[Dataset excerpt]
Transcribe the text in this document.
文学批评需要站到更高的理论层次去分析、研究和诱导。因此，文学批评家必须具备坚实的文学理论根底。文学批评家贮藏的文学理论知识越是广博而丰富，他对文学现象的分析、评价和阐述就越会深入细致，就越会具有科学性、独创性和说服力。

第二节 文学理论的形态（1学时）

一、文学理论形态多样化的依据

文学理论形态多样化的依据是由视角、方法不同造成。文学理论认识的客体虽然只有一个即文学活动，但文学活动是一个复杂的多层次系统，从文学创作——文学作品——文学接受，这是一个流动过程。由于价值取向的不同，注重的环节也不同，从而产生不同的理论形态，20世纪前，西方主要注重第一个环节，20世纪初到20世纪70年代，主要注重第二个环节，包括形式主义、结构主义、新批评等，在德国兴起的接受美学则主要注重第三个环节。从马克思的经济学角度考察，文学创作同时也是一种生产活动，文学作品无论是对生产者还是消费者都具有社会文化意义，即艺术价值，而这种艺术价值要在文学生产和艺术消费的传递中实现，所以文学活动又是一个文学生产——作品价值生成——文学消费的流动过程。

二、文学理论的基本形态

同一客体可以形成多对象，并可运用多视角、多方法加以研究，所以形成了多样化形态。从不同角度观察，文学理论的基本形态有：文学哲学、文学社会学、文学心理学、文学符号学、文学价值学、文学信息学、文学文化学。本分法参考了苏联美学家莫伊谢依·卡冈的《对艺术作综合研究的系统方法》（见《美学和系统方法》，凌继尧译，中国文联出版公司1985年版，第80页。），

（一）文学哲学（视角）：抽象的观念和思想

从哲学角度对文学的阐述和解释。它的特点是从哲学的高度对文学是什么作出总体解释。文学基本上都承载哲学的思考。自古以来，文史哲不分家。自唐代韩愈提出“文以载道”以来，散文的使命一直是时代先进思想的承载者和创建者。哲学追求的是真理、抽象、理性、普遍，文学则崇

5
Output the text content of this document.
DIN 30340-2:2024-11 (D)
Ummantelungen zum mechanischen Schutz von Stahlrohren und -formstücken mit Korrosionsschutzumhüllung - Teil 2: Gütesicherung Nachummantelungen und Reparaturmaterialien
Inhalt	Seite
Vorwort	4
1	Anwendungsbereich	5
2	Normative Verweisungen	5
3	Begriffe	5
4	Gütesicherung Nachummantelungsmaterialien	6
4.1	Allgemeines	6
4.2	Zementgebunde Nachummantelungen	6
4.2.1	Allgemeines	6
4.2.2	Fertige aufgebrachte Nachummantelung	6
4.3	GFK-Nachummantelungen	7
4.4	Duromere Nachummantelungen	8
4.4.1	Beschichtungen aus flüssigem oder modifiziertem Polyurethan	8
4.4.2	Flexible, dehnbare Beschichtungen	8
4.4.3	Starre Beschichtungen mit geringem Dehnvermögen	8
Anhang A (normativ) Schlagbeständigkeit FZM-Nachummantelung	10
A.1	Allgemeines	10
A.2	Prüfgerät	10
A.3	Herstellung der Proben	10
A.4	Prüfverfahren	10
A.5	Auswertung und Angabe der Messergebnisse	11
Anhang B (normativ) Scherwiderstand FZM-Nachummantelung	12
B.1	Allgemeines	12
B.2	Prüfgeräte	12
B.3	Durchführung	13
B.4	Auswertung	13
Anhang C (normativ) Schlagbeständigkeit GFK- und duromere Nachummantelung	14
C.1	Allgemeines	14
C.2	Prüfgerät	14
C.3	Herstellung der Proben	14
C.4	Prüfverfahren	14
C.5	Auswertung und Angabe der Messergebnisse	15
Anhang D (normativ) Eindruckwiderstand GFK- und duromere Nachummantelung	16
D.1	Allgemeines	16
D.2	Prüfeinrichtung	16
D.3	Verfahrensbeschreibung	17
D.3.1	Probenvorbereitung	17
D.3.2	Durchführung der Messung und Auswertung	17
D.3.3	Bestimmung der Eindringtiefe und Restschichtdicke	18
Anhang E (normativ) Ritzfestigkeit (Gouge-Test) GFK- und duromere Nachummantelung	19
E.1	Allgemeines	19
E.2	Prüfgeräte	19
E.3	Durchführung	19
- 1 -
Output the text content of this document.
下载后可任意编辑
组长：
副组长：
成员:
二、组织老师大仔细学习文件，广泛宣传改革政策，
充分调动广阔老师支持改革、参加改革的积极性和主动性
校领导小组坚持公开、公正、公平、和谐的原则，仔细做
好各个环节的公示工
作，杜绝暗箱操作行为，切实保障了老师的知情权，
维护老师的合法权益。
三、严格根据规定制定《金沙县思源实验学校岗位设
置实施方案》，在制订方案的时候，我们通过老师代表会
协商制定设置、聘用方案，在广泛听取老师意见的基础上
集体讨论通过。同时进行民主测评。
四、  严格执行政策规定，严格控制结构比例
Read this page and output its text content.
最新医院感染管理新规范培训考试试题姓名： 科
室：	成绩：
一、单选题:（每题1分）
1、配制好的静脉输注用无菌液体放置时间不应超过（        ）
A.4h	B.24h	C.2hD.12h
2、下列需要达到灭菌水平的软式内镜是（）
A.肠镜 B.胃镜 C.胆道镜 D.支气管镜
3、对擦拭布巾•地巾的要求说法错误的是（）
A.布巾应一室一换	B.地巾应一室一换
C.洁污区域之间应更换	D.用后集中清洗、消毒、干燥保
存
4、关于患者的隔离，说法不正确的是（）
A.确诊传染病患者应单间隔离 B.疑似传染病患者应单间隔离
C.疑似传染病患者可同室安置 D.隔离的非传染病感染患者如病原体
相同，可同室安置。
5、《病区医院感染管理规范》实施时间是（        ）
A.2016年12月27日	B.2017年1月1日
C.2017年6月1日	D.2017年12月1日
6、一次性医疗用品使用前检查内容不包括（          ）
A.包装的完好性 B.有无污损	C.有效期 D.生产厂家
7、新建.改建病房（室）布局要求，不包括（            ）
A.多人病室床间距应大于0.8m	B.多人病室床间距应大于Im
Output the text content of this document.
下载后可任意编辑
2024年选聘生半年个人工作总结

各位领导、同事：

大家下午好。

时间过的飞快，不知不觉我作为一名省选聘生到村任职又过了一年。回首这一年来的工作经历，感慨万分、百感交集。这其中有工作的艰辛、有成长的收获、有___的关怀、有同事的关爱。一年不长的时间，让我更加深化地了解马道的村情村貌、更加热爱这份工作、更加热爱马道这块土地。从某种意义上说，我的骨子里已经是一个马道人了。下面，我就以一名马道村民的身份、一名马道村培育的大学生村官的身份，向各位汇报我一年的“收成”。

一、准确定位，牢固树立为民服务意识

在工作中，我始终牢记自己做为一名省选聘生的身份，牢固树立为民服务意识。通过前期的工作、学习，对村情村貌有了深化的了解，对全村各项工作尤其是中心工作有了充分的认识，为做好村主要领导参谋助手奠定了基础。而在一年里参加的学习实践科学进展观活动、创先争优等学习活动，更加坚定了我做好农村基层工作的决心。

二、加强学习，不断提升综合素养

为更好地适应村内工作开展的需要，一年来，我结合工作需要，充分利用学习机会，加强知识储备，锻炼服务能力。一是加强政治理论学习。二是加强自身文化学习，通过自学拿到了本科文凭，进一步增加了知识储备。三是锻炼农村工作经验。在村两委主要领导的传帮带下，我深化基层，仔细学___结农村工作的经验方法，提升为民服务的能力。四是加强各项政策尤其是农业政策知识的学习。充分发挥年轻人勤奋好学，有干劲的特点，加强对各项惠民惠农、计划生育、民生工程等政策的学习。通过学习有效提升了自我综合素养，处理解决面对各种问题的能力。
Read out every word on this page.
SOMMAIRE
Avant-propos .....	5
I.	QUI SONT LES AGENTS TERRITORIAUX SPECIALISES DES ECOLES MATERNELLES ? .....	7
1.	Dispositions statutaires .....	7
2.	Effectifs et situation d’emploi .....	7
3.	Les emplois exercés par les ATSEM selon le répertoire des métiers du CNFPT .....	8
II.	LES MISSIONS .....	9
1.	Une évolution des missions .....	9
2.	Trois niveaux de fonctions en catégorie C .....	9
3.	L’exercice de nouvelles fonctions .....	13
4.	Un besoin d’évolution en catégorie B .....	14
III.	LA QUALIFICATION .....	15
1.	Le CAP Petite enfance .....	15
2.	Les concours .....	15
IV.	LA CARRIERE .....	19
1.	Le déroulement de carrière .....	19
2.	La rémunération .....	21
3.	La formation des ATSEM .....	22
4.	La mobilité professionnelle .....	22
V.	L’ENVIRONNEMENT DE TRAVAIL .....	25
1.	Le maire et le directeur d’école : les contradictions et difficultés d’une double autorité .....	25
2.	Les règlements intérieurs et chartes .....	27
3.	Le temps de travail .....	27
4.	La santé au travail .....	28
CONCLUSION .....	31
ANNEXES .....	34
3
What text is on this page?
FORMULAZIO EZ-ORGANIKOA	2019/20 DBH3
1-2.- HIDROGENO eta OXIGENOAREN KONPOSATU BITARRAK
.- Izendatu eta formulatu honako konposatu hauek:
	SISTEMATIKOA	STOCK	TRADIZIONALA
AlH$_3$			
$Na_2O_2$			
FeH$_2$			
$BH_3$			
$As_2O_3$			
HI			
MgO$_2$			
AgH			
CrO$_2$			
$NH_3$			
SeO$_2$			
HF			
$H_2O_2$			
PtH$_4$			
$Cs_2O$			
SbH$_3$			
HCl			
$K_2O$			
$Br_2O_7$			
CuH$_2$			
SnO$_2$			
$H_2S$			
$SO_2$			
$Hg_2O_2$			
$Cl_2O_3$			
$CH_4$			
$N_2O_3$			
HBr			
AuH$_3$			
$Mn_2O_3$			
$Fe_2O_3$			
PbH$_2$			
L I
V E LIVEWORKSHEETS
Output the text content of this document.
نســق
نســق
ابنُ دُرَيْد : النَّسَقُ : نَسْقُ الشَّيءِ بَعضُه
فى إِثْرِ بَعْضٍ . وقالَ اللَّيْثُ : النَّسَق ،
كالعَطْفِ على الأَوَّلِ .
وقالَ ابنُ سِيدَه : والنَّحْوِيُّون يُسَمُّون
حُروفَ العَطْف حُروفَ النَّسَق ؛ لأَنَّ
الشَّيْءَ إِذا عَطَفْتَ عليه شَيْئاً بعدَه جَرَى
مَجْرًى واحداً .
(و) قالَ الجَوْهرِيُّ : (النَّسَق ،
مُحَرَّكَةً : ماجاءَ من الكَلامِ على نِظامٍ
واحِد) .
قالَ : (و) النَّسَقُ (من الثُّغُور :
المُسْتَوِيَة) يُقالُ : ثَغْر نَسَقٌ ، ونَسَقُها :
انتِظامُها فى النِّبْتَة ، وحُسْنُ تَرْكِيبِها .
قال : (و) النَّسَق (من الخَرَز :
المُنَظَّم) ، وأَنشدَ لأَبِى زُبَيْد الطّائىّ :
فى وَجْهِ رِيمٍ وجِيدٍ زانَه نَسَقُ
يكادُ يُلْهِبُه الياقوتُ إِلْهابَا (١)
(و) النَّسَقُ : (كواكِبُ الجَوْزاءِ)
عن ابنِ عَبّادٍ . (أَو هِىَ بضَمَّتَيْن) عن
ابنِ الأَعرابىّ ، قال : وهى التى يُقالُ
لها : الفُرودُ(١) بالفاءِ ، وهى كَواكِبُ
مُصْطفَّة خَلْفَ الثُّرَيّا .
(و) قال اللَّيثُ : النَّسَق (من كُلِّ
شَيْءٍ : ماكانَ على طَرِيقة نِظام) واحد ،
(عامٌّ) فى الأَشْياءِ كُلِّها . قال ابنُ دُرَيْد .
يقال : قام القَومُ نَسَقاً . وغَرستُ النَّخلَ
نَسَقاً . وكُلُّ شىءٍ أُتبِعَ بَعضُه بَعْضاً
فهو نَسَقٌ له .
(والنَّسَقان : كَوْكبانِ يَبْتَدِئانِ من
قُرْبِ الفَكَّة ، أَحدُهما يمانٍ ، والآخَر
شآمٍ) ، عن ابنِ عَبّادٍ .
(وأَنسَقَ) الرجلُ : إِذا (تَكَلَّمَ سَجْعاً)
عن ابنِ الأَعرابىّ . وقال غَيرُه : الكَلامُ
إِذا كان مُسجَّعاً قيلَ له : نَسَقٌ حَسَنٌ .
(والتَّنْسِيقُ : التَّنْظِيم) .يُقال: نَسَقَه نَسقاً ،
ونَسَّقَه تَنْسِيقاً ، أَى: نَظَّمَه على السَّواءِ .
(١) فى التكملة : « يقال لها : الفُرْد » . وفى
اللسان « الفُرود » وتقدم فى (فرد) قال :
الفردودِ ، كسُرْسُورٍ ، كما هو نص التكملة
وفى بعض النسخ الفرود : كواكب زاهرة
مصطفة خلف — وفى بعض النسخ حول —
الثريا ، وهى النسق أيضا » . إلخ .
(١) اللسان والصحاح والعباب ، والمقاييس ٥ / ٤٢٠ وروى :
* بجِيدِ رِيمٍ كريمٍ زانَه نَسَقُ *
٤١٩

## Task instructions
Give the count of lines in the data shown above that contain "Schlagbeständigkeit", and nothing else.

## Task solution
2